Data records:
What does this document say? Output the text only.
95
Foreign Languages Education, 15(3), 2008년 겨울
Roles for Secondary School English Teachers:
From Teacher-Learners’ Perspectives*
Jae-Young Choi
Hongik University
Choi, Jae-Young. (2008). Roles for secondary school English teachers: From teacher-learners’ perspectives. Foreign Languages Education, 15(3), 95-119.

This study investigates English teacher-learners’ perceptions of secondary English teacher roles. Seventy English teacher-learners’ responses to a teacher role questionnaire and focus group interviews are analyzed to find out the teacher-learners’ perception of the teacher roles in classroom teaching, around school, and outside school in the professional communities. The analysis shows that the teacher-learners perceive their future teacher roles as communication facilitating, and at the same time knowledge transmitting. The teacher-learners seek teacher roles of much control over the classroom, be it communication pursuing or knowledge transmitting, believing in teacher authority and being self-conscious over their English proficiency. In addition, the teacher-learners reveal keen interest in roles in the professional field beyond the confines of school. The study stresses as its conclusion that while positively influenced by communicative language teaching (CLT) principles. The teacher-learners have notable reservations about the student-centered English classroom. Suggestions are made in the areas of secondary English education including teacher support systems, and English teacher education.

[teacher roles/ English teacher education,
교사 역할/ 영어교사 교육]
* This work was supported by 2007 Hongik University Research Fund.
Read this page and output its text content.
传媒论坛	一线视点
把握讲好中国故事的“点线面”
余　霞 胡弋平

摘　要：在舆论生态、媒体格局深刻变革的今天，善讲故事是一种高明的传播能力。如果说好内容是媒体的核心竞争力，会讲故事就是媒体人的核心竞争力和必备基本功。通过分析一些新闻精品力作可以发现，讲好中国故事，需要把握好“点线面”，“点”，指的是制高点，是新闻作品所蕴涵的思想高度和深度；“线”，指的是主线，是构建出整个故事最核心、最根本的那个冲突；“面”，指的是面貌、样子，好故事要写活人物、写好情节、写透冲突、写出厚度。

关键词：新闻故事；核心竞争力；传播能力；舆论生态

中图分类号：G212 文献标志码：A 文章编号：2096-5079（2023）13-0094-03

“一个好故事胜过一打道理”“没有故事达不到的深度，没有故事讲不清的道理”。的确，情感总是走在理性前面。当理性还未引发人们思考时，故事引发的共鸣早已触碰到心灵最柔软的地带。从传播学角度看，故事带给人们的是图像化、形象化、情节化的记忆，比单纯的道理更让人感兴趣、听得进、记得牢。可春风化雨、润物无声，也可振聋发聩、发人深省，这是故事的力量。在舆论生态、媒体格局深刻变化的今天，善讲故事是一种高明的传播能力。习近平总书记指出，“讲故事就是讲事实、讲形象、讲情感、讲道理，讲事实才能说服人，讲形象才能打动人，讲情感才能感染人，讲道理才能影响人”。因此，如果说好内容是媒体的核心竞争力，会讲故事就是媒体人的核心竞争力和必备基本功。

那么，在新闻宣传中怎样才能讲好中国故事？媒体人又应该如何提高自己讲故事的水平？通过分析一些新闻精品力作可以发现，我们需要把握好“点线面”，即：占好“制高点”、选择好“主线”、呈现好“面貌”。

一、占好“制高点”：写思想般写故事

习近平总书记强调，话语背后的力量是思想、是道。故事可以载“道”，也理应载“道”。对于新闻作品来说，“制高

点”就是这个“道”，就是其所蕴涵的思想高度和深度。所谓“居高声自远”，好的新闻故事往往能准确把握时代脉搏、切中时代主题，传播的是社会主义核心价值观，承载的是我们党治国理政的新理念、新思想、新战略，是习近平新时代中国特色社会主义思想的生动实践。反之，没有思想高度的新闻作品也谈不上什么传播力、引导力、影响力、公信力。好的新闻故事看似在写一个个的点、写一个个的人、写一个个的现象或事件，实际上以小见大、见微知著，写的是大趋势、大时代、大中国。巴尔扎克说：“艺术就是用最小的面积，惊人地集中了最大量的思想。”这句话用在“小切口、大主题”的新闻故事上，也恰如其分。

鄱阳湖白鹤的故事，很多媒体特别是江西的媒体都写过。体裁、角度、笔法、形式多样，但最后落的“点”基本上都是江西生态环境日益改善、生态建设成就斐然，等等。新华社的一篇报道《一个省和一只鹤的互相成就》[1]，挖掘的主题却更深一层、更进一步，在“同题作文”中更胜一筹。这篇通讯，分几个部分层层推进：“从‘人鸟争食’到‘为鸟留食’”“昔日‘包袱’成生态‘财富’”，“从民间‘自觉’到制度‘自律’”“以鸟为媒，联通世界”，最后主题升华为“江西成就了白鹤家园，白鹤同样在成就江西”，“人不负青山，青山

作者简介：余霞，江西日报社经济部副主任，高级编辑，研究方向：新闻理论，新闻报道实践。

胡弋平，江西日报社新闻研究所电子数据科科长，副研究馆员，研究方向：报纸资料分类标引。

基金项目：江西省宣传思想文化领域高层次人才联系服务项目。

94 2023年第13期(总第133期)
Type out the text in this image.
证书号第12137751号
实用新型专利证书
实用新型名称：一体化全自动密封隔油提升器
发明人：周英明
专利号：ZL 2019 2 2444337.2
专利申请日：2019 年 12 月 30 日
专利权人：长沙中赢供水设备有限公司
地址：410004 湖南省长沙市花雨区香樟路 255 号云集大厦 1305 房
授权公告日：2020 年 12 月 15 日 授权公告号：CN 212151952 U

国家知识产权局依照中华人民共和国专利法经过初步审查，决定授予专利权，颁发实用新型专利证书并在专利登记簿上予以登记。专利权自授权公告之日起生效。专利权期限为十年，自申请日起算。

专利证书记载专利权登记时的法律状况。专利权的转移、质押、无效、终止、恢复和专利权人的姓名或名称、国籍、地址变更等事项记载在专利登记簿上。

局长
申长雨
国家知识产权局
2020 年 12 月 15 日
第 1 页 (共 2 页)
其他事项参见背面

- _Given exercise_: Which lines contain the word "通过分析一些新闻精品力作可以发现"? Return each of them.

- _Task result_:
摘　要：在舆论生态、媒体格局深刻变革的今天，善讲故事是一种高明的传播能力。如果说好内容是媒体的核心竞争力，会讲故事就是媒体人的核心竞争力和必备基本功。通过分析一些新闻精品力作可以发现，讲好中国故事，需要把握好“点线面”，“点”，指的是制高点，是新闻作品所蕴涵的思想高度和深度；“线”，指的是主线，是构建出整个故事最核心、最根本的那个冲突；“面”，指的是面貌、样子，好故事要写活人物、写好情节、写透冲突、写出厚度。
那么，在新闻宣传中怎样才能讲好中国故事？媒体人又应该如何提高自己讲故事的水平？通过分析一些新闻精品力作可以发现，我们需要把握好“点线面”，即：占好“制高点”、选择好“主线”、呈现好“面貌”。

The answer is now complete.